Aim >> Records follow. Select each line holding "chart".

# Start of Given data

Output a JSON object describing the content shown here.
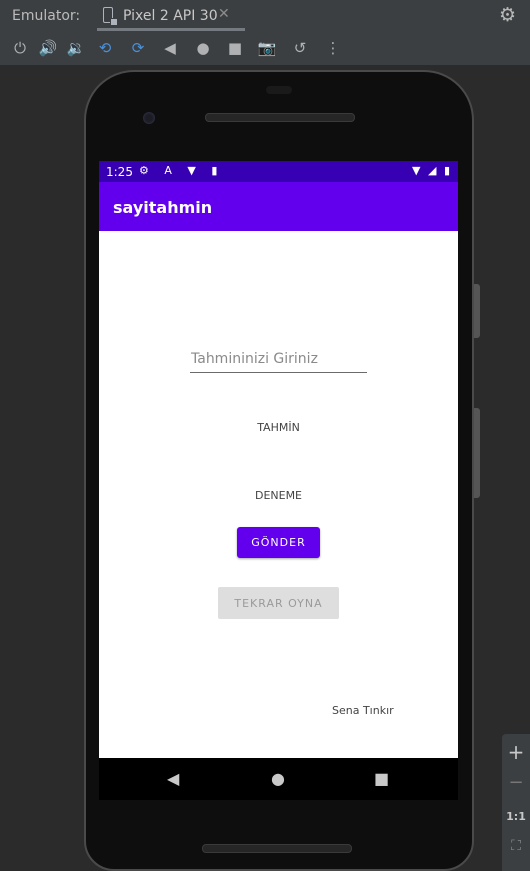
{
  "ide": {
    "emulator_label": "Emulator:",
    "device_tab": "Pixel 2 API 30",
    "tab_close": "✕",
    "settings_icon": "⚙",
    "toolbar_icons": [
      "⏻",
      "🔊",
      "🔉",
      "⟲",
      "⟳",
      "◀",
      "●",
      "■",
      "📷",
      "↺",
      "⋮"
    ]
  },
  "status_bar": {
    "time": "1:25",
    "notification_icons": "⚙ A ▼ ▮",
    "system_icons": "▼ ◢ ▮"
  },
  "app_bar": {
    "title": "sayitahmin"
  },
  "form": {
    "guess_input_placeholder": "Tahmininizi Giriniz",
    "guess_input_value": "",
    "hint_text": "TAHMİN",
    "attempts_text": "DENEME",
    "submit_label": "GÖNDER",
    "replay_label": "TEKRAR OYNA"
  },
  "author": "Sena Tınkır",
  "nav_bar": {
    "back": "◀",
    "home": "●",
    "recents": "■"
  },
  "zoom_panel": {
    "zoom_in": "+",
    "zoom_out": "−",
    "actual_size": "1:1",
    "fit": "⛶"
  },
  "colors": {
    "primary": "#6200ee",
    "primary_dark": "#3700b3",
    "disabled_button": "#dedede"
  }
}
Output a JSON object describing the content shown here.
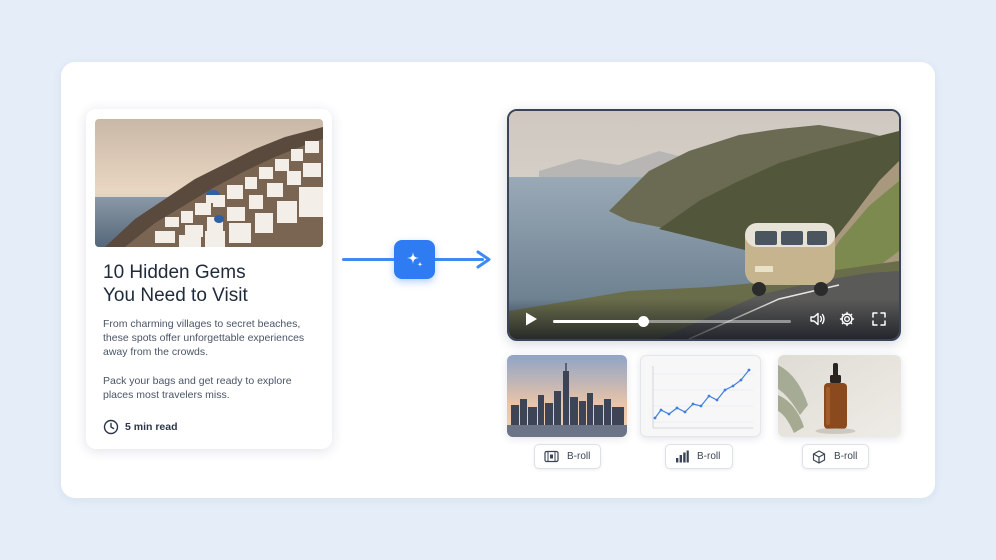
{
  "article": {
    "title_line1": "10 Hidden Gems",
    "title_line2": "You Need to Visit",
    "paragraph1": "From charming villages to secret beaches, these spots offer unforgettable experiences away from the crowds.",
    "paragraph2": "Pack your bags and get ready to explore places most travelers miss.",
    "read_time": "5 min read",
    "image": "santorini-cliff-village-photo"
  },
  "convert": {
    "icon": "sparkle-icon",
    "accent": "#2f7cf2"
  },
  "player": {
    "scene": "van-on-coastal-road-video",
    "progress": 0.38,
    "controls": [
      "play-icon",
      "volume-icon",
      "settings-icon",
      "fullscreen-icon"
    ]
  },
  "broll": [
    {
      "thumbnail": "city-skyline-photo",
      "icon": "film-icon",
      "label": "B-roll"
    },
    {
      "thumbnail": "line-chart-graphic",
      "icon": "bar-chart-icon",
      "label": "B-roll"
    },
    {
      "thumbnail": "serum-bottle-photo",
      "icon": "cube-icon",
      "label": "B-roll"
    }
  ]
}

# End of Given data

Answer to the problem >>
      "thumbnail": "line-chart-graphic",
      "icon": "bar-chart-icon",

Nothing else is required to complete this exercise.